▶ [Input for this task]
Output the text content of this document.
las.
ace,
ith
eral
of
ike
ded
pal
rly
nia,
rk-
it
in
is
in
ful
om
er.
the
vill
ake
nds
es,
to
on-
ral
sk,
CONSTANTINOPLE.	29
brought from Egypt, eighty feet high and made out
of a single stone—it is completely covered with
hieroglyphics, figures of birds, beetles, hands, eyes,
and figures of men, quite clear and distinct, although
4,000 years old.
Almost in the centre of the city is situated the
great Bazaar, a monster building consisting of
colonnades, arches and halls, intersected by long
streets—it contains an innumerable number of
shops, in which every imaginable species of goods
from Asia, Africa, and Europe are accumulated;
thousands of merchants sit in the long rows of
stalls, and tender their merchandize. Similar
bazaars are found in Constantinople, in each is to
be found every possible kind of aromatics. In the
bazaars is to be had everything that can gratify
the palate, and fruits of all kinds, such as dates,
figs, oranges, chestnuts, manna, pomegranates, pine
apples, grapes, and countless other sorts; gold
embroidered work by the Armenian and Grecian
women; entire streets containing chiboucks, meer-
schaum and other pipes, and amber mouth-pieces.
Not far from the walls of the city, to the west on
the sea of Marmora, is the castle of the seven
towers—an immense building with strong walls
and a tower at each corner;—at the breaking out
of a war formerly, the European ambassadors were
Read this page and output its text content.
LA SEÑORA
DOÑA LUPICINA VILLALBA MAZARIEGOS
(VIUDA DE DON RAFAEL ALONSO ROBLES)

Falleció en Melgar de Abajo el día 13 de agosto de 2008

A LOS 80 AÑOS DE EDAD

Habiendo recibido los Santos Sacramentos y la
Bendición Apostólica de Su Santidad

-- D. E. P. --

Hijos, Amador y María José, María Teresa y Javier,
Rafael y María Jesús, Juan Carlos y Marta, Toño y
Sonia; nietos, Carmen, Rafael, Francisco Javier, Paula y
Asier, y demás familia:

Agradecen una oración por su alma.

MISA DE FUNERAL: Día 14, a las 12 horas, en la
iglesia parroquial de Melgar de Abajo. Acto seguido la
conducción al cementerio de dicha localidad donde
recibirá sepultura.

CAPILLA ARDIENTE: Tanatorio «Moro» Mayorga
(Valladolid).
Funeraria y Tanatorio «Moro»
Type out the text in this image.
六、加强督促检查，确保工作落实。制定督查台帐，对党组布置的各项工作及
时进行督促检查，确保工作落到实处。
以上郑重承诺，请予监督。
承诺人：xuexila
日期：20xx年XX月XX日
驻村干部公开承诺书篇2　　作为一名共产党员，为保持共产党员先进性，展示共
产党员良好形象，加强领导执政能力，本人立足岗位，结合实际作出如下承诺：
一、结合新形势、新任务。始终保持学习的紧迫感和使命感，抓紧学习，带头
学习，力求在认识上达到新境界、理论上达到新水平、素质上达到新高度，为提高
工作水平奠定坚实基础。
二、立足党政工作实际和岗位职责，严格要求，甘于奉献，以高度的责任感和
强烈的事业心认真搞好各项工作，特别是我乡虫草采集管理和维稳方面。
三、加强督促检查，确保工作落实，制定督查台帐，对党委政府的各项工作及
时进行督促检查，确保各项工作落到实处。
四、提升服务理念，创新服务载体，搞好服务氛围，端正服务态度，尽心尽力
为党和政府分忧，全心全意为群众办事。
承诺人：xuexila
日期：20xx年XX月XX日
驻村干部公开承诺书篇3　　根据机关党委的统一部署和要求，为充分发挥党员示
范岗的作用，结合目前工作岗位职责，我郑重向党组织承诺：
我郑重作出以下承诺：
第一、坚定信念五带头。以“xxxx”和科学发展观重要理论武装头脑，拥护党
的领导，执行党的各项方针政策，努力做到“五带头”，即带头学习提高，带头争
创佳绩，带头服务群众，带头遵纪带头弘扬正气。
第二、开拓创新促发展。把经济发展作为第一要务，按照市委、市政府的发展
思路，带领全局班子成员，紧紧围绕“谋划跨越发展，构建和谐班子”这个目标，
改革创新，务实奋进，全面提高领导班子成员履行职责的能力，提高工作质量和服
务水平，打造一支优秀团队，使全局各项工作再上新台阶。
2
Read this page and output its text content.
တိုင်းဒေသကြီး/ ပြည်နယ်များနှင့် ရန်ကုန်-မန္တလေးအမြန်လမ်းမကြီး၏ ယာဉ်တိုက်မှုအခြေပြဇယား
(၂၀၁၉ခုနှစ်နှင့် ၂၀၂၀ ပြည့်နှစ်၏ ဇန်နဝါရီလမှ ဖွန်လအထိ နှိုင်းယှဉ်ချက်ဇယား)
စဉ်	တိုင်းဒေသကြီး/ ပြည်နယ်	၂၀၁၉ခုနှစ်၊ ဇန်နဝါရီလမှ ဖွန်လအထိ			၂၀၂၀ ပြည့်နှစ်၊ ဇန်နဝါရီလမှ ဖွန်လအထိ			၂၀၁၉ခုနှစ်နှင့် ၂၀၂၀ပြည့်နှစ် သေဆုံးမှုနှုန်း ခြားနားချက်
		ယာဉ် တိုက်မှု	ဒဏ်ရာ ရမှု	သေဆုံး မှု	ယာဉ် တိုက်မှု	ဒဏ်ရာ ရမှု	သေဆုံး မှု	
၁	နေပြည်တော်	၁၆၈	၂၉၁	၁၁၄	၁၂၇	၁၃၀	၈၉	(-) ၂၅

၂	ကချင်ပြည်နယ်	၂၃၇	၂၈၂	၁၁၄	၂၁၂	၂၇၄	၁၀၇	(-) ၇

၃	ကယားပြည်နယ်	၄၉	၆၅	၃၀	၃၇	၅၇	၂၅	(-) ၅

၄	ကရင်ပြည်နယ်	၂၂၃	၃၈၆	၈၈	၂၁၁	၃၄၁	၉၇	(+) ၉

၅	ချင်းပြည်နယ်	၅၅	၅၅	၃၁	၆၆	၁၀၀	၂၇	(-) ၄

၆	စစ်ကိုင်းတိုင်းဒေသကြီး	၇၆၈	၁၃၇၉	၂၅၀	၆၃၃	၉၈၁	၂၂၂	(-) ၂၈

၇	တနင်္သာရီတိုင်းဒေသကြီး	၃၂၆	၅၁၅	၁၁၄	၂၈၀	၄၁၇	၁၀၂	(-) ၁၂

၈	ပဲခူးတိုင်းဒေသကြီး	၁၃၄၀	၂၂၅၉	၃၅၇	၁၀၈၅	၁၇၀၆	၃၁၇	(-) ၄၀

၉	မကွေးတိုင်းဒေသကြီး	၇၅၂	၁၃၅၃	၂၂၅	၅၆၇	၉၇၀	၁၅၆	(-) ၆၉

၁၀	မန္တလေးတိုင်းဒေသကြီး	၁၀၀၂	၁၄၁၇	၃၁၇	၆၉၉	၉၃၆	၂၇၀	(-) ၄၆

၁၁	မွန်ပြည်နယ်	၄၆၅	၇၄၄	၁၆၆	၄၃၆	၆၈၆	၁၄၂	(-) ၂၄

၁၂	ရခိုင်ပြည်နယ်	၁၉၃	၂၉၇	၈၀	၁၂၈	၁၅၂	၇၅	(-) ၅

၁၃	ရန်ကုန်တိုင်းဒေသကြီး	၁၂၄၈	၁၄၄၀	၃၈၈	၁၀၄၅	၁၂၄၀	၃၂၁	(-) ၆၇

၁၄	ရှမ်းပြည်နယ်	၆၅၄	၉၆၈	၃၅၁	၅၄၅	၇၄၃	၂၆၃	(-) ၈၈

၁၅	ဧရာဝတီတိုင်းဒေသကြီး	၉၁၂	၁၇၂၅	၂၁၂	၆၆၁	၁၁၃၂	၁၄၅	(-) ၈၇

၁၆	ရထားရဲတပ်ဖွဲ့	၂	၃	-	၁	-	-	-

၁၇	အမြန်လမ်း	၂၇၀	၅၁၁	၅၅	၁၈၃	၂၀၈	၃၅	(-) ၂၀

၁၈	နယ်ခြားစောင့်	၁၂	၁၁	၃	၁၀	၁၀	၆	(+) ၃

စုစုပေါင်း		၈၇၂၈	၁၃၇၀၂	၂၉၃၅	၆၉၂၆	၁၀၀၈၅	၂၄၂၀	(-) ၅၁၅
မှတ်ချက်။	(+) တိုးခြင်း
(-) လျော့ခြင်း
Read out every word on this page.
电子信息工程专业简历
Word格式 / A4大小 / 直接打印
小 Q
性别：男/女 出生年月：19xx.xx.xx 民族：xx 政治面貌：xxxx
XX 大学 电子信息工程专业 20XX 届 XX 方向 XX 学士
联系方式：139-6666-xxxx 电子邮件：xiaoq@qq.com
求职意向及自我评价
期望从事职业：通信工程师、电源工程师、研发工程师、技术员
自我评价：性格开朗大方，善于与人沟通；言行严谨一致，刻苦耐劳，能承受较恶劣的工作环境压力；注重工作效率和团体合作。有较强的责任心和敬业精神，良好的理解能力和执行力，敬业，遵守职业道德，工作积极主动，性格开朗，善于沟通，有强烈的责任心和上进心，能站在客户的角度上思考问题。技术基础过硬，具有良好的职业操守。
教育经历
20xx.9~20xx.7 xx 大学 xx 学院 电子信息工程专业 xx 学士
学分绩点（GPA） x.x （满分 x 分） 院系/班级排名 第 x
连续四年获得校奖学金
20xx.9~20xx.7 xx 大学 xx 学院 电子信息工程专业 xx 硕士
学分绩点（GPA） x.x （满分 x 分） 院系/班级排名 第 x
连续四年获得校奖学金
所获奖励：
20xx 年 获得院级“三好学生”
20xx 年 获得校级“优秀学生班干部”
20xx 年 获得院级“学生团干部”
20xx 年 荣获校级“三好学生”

▶ [Job] Copy every line above that includes the string "long".

▶ [Written solution]
colonnades, arches and halls, intersected by long
thousands of merchants sit in the long rows of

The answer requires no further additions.